- Set exercise: Retype each entry below exactly as it stands.

- Input records:
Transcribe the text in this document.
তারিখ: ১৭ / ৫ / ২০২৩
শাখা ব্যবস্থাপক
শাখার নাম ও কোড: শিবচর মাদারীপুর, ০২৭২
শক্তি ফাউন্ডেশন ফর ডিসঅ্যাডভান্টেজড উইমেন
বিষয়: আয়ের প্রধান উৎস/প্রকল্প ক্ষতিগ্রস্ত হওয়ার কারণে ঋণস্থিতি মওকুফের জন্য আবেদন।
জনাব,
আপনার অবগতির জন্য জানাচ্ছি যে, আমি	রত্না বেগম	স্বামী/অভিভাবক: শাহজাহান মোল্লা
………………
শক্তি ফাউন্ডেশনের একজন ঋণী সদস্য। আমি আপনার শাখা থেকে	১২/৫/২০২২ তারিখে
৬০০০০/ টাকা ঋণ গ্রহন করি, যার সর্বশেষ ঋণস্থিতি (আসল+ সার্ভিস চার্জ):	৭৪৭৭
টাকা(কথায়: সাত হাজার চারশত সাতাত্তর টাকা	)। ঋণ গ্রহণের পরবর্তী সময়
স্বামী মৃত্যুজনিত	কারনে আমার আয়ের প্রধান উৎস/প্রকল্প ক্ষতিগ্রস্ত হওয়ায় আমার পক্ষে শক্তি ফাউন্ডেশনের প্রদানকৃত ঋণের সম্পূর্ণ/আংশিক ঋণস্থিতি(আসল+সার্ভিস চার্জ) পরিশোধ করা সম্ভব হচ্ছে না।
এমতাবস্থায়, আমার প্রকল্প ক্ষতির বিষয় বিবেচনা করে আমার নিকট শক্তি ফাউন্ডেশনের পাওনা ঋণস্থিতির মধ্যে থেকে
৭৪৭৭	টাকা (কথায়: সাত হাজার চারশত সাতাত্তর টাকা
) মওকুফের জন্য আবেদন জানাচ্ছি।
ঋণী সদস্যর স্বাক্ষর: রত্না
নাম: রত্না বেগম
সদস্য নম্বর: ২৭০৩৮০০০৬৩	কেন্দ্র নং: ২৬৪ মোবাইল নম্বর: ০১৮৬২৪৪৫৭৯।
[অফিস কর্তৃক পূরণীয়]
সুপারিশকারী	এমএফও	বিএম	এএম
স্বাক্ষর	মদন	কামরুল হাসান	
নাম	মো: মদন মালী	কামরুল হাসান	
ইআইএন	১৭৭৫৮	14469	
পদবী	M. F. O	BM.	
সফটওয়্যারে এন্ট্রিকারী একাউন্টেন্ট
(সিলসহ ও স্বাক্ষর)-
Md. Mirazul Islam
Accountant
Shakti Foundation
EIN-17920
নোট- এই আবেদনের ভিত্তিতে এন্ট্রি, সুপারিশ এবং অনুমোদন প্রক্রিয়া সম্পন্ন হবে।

- Worked answer:
Transcribe the text in this document.
তারিখ: ১৭ / ৫ / ২০২৩
শাখা ব্যবস্থাপক
শাখার নাম ও কোড: শিবচর মাদারীপুর, ০২৭২
শক্তি ফাউন্ডেশন ফর ডিসঅ্যাডভান্টেজড উইমেন
বিষয়: আয়ের প্রধান উৎস/প্রকল্প ক্ষতিগ্রস্ত হওয়ার কারণে ঋণস্থিতি মওকুফের জন্য আবেদন।
জনাব,
আপনার অবগতির জন্য জানাচ্ছি যে, আমি	রত্না বেগম	স্বামী/অভিভাবক: শাহজাহান মোল্লা
………………
শক্তি ফাউন্ডেশনের একজন ঋণী সদস্য। আমি আপনার শাখা থেকে	১২/৫/২০২২ তারিখে
৬০০০০/ টাকা ঋণ গ্রহন করি, যার সর্বশেষ ঋণস্থিতি (আসল+ সার্ভিস চার্জ):	৭৪৭৭
টাকা(কথায়: সাত হাজার চারশত সাতাত্তর টাকা	)। ঋণ গ্রহণের পরবর্তী সময়
স্বামী মৃত্যুজনিত	কারনে আমার আয়ের প্রধান উৎস/প্রকল্প ক্ষতিগ্রস্ত হওয়ায় আমার পক্ষে শক্তি ফাউন্ডেশনের প্রদানকৃত ঋণের সম্পূর্ণ/আংশিক ঋণস্থিতি(আসল+সার্ভিস চার্জ) পরিশোধ করা সম্ভব হচ্ছে না।
এমতাবস্থায়, আমার প্রকল্প ক্ষতির বিষয় বিবেচনা করে আমার নিকট শক্তি ফাউন্ডেশনের পাওনা ঋণস্থিতির মধ্যে থেকে
৭৪৭৭	টাকা (কথায়: সাত হাজার চারশত সাতাত্তর টাকা
) মওকুফের জন্য আবেদন জানাচ্ছি।
ঋণী সদস্যর স্বাক্ষর: রত্না
নাম: রত্না বেগম
সদস্য নম্বর: ২৭০৩৮০০০৬৩	কেন্দ্র নং: ২৬৪ মোবাইল নম্বর: ০১৮৬২৪৪৫৭৯।
[অফিস কর্তৃক পূরণীয়]
সুপারিশকারী	এমএফও	বিএম	এএম
স্বাক্ষর	মদন	কামরুল হাসান	
নাম	মো: মদন মালী	কামরুল হাসান	
ইআইএন	১৭৭৫৮	14469	
পদবী	M. F. O	BM.	
সফটওয়্যারে এন্ট্রিকারী একাউন্টেন্ট
(সিলসহ ও স্বাক্ষর)-
Md. Mirazul Islam
Accountant
Shakti Foundation
EIN-17920
নোট- এই আবেদনের ভিত্তিতে এন্ট্রি, সুপারিশ এবং অনুমোদন প্রক্রিয়া সম্পন্ন হবে।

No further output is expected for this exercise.